◆ EXERCISE TASK
Pick out the lines below that contain the string "colors" and copy them all.

___ SUPPLIED DATA ___

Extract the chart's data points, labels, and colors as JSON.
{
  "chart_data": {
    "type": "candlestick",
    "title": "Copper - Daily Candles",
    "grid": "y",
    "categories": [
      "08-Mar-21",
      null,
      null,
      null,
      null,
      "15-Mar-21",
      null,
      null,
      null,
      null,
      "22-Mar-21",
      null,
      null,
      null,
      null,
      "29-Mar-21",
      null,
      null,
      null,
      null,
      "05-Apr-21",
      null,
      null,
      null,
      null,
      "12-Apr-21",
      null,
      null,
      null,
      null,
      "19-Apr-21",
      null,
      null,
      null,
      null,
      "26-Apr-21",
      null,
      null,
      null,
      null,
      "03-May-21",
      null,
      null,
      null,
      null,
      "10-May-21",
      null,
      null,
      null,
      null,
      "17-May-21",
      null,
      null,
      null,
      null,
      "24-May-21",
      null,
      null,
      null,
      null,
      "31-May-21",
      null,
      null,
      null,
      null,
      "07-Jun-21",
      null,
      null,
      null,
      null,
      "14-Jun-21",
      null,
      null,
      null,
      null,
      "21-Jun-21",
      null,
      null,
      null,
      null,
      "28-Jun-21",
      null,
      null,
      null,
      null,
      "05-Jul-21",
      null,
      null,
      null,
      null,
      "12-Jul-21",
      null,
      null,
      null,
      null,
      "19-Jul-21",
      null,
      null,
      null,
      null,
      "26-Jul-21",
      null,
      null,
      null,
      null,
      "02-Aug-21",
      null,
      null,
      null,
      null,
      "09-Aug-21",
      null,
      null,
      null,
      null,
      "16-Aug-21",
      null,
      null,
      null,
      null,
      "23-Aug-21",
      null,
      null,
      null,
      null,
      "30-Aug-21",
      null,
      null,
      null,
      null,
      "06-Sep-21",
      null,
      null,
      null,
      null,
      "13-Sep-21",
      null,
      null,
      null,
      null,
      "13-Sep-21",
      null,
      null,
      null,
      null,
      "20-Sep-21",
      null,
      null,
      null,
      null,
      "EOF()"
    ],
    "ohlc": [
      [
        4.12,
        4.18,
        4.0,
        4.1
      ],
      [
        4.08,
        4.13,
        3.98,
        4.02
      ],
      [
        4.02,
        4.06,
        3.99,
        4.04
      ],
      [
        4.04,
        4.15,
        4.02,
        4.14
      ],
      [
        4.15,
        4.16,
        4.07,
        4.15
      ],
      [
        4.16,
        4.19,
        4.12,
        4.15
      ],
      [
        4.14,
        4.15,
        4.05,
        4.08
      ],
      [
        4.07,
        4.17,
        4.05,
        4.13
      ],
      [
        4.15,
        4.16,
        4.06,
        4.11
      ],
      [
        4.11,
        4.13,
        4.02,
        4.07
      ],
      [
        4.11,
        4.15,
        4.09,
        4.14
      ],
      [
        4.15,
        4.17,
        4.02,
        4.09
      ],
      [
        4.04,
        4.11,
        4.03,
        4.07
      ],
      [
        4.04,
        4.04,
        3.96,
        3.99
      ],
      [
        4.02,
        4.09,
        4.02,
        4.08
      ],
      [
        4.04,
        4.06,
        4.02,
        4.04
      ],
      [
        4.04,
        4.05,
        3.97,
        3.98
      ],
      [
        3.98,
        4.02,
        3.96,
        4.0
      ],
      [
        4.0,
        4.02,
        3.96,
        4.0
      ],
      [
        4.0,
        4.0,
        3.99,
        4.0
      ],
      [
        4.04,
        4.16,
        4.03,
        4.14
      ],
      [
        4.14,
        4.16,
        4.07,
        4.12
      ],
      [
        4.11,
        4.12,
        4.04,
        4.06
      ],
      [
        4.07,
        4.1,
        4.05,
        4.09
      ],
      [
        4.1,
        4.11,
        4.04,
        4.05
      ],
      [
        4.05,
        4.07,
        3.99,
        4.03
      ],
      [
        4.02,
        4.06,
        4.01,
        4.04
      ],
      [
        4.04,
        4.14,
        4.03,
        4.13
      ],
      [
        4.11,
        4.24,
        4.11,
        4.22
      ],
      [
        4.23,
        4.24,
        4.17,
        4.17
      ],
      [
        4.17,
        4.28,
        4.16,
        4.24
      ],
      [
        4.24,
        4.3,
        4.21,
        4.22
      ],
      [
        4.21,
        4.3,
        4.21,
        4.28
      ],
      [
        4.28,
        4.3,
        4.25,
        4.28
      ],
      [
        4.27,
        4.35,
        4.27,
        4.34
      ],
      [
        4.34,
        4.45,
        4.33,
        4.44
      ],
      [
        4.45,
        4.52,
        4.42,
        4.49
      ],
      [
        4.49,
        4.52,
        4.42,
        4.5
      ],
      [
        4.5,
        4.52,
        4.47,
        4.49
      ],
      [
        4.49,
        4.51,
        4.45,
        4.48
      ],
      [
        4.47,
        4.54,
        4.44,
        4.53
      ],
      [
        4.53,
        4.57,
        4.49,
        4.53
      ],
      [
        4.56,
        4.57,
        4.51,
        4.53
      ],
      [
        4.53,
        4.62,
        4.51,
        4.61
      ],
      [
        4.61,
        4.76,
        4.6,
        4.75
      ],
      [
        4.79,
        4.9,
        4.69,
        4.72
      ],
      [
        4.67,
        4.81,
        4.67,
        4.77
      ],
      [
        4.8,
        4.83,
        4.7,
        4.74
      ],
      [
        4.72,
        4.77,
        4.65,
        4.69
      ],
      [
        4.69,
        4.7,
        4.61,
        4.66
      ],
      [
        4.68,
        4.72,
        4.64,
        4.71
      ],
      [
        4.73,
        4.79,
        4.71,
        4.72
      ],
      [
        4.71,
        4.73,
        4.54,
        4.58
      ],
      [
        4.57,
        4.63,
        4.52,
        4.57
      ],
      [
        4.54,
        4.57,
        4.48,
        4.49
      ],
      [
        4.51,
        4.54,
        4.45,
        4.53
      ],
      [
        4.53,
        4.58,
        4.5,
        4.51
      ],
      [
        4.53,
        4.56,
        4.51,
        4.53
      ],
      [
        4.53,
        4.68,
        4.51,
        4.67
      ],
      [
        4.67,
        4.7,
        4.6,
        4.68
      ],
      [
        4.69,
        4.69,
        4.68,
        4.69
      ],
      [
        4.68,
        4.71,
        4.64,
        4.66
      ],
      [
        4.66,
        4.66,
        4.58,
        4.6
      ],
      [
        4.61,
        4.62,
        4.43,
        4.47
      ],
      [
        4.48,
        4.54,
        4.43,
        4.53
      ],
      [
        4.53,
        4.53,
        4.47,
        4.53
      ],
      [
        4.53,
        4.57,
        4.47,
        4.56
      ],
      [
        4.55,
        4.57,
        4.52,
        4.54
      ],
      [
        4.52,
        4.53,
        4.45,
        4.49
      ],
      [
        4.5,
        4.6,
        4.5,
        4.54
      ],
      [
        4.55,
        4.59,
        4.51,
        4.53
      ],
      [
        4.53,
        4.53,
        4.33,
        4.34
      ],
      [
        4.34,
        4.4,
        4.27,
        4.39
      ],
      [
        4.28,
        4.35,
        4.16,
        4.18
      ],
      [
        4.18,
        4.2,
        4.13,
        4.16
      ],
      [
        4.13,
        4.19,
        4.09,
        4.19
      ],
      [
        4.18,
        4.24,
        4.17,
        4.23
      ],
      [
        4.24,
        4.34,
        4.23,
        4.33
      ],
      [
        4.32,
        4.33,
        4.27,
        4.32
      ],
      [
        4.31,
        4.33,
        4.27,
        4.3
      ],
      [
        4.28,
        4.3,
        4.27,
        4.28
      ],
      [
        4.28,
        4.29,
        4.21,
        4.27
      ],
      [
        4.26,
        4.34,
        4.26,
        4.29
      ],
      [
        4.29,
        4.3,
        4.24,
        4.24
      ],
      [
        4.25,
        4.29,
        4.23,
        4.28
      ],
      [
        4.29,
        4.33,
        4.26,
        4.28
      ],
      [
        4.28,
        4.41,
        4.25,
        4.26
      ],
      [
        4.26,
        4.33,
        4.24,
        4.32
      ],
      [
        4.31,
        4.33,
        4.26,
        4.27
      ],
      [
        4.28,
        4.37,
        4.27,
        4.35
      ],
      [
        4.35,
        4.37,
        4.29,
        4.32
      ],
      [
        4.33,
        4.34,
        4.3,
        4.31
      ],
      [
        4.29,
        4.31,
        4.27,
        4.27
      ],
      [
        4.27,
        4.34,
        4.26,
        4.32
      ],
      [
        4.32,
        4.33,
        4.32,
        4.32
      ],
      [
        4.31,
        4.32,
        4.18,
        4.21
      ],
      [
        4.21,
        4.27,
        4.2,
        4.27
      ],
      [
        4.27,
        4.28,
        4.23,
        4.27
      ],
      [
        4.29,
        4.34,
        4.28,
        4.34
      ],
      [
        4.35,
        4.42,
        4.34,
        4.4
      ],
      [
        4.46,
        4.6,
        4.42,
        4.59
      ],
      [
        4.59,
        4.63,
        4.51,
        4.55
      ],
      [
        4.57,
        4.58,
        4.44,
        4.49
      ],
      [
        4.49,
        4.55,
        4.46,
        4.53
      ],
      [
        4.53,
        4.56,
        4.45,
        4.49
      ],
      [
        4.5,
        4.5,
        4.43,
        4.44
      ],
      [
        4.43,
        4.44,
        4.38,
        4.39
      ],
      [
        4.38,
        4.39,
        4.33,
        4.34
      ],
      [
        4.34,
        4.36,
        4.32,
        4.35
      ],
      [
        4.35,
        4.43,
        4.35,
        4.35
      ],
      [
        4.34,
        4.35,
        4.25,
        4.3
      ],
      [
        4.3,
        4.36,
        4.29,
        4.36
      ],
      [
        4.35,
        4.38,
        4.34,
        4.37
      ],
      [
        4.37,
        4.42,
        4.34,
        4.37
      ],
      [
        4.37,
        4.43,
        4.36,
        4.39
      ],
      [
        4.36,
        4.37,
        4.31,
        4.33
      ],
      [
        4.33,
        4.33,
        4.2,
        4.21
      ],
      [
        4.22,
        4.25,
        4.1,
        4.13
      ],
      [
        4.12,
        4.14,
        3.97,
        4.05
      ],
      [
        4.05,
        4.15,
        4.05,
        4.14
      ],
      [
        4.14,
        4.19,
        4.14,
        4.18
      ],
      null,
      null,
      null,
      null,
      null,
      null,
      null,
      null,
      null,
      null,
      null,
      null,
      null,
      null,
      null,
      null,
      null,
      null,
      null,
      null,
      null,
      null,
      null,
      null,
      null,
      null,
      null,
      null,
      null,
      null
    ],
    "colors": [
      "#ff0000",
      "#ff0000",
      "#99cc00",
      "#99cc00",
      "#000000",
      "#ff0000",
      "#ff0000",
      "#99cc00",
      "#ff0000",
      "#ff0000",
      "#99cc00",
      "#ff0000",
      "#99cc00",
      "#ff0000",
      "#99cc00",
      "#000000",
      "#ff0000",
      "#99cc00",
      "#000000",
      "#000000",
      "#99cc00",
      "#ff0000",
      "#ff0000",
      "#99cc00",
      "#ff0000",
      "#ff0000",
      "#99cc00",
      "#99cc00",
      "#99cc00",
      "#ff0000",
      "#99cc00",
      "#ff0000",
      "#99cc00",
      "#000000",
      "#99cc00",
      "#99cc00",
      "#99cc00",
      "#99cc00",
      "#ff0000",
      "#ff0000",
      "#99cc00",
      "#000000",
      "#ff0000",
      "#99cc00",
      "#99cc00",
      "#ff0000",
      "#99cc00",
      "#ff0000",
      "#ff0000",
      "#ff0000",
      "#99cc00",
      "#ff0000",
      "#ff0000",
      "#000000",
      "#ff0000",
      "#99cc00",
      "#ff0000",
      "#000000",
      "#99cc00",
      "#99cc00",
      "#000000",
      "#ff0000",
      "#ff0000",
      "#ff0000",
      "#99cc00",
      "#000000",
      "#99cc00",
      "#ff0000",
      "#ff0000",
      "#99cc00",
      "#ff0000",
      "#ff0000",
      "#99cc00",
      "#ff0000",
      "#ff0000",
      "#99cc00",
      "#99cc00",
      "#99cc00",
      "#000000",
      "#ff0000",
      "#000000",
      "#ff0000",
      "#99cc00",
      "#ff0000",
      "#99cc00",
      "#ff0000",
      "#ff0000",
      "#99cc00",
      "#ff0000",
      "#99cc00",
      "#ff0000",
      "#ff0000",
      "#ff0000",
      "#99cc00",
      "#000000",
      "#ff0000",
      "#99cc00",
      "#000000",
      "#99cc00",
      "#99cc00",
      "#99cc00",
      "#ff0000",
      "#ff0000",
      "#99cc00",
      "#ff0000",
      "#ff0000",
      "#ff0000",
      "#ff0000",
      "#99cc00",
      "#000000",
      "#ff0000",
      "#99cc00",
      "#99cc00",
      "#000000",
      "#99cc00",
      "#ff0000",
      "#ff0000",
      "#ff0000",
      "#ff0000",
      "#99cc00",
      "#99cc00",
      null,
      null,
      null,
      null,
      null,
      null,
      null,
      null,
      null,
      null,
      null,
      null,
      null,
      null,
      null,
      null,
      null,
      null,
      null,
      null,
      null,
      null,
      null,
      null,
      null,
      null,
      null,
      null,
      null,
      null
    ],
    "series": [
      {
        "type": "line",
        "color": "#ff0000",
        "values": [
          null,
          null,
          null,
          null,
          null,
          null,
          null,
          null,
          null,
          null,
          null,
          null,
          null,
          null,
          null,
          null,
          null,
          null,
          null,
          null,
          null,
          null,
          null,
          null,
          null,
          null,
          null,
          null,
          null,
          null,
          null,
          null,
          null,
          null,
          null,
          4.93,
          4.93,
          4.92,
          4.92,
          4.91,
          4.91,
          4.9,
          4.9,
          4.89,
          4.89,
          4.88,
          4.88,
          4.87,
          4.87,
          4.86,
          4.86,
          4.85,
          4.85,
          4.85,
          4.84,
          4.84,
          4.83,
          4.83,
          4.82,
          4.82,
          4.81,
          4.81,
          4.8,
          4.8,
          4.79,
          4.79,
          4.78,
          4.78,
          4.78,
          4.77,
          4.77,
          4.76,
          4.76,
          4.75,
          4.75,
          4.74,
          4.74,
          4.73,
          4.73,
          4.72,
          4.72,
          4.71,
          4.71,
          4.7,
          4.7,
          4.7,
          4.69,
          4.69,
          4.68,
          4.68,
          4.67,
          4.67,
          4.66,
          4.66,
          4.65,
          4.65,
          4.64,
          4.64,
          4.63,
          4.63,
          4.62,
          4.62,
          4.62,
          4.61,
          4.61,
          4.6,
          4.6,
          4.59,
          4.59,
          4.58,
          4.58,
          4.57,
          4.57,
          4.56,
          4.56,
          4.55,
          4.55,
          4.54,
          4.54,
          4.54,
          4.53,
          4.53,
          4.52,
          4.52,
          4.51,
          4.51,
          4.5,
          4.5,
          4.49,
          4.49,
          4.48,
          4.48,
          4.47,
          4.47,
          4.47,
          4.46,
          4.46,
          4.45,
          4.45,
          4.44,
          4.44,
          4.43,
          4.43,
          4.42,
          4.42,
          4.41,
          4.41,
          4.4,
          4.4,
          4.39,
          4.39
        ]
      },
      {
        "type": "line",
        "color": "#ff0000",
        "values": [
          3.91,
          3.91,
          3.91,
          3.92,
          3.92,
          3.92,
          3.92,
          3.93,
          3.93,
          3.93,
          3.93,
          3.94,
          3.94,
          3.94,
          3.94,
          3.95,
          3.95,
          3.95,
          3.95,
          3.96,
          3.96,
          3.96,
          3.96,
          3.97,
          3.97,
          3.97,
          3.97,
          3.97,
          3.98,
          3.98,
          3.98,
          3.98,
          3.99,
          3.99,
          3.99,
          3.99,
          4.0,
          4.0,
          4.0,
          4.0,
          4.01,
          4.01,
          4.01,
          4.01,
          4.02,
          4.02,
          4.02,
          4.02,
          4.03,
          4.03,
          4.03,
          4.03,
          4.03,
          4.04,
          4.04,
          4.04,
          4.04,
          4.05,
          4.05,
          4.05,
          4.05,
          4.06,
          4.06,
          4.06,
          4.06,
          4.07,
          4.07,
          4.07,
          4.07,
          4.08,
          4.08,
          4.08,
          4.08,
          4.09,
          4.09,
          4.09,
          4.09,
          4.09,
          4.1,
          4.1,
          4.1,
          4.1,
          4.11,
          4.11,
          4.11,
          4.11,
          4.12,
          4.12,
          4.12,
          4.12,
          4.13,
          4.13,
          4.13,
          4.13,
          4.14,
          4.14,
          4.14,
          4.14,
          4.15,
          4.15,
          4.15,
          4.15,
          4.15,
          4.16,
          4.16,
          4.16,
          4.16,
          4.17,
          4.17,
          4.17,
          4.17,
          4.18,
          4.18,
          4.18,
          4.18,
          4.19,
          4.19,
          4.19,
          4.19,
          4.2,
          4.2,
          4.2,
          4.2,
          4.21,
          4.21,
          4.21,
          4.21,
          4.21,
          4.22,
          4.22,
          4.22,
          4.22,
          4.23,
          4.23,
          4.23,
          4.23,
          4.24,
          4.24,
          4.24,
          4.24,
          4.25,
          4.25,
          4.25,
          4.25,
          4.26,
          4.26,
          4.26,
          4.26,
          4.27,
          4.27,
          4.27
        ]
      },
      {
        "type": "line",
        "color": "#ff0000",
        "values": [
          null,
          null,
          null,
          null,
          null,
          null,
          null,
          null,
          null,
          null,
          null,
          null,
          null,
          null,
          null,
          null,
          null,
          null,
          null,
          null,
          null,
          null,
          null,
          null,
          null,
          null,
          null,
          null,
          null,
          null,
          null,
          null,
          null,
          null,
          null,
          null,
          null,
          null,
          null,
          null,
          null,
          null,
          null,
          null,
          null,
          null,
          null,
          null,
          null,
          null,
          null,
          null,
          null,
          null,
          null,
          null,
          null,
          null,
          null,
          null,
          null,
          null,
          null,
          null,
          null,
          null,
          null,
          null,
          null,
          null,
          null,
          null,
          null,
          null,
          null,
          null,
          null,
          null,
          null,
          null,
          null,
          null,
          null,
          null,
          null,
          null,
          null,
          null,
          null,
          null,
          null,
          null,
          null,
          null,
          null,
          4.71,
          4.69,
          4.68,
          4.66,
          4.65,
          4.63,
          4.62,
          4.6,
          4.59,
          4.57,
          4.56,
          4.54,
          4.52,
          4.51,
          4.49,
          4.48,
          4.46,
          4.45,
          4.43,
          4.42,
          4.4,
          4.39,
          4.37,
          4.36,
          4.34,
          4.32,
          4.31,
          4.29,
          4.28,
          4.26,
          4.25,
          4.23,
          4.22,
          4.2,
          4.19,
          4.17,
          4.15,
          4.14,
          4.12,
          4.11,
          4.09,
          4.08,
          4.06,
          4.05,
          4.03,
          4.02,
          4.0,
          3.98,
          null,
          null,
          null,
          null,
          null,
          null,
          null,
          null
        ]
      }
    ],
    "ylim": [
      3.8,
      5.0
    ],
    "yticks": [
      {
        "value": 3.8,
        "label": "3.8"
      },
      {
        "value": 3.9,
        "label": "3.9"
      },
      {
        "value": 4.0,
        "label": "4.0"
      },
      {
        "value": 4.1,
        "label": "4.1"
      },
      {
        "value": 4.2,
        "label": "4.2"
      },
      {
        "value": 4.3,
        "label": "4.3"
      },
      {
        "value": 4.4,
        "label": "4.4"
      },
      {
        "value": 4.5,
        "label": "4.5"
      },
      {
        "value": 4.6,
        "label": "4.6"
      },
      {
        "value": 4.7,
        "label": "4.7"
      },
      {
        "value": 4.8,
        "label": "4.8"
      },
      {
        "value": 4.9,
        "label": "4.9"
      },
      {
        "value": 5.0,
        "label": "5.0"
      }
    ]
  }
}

___

◆ EXPECTED ANSWER
Extract the chart's data points, labels, and colors as JSON.
    "colors": [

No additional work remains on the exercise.